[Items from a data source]
##############################

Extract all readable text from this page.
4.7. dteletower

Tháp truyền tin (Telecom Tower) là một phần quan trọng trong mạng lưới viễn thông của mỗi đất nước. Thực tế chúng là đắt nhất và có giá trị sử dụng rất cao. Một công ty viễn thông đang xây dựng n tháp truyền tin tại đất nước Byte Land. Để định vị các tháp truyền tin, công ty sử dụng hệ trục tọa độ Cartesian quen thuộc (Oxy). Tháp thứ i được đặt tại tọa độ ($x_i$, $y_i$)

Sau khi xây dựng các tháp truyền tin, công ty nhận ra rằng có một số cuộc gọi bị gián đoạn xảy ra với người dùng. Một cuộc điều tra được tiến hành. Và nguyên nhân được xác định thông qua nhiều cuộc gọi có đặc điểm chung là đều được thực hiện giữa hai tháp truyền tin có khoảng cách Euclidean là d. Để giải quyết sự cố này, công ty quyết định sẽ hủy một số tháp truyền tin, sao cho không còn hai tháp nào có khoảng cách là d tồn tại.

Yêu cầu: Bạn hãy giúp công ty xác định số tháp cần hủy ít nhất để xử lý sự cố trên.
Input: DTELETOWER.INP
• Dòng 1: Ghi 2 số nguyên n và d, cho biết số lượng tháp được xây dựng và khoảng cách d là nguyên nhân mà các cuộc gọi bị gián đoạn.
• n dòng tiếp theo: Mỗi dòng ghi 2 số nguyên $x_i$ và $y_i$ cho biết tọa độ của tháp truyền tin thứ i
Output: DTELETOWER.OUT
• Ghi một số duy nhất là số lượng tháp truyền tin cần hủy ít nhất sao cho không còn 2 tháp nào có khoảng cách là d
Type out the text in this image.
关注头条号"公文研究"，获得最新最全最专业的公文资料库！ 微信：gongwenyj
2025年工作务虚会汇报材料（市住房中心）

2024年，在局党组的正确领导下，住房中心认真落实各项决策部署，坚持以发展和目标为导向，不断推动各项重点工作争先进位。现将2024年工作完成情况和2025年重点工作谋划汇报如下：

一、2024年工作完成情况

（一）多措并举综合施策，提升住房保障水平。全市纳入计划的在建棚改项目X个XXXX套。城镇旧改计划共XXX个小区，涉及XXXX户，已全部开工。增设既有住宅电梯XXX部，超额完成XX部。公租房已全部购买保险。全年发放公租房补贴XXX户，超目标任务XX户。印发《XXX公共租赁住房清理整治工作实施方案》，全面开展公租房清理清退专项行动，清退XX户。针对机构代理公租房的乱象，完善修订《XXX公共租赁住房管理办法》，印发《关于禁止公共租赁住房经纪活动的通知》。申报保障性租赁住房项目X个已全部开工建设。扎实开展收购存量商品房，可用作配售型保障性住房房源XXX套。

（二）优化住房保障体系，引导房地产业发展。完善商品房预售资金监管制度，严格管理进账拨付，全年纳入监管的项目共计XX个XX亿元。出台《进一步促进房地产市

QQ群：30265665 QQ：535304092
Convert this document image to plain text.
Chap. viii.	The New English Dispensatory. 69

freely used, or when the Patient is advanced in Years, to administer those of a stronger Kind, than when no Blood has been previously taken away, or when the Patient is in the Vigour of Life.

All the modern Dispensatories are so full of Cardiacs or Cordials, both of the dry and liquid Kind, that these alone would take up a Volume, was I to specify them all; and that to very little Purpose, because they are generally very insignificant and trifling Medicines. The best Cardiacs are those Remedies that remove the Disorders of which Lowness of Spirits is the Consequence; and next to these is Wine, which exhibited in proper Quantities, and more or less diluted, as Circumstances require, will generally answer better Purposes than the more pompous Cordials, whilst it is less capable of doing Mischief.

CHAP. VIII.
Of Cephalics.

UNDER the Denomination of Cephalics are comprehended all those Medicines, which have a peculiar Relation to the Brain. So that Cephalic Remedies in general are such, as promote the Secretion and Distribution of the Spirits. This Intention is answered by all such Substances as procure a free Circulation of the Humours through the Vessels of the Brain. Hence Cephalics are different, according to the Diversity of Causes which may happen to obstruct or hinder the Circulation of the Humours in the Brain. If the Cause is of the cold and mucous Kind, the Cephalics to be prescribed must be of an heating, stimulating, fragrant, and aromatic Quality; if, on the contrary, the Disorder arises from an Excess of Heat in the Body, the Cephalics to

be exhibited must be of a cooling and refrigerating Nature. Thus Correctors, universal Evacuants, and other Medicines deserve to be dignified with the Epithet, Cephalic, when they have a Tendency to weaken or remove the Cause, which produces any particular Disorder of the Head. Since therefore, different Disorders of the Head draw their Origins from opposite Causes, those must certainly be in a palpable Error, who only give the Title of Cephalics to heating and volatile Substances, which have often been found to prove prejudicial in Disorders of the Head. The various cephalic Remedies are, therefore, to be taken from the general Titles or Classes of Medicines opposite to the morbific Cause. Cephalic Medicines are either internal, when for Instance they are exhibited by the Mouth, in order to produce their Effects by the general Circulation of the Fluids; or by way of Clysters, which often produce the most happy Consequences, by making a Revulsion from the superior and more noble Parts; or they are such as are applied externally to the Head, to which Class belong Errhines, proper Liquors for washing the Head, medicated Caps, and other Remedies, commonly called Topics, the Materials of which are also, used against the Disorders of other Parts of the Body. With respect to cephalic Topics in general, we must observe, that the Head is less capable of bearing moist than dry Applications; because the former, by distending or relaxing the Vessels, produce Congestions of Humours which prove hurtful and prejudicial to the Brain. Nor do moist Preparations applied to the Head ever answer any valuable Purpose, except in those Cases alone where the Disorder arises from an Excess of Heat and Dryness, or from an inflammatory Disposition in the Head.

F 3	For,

##############################

Count up every line above that has the word "lượng" in it; answer with the number alone.

2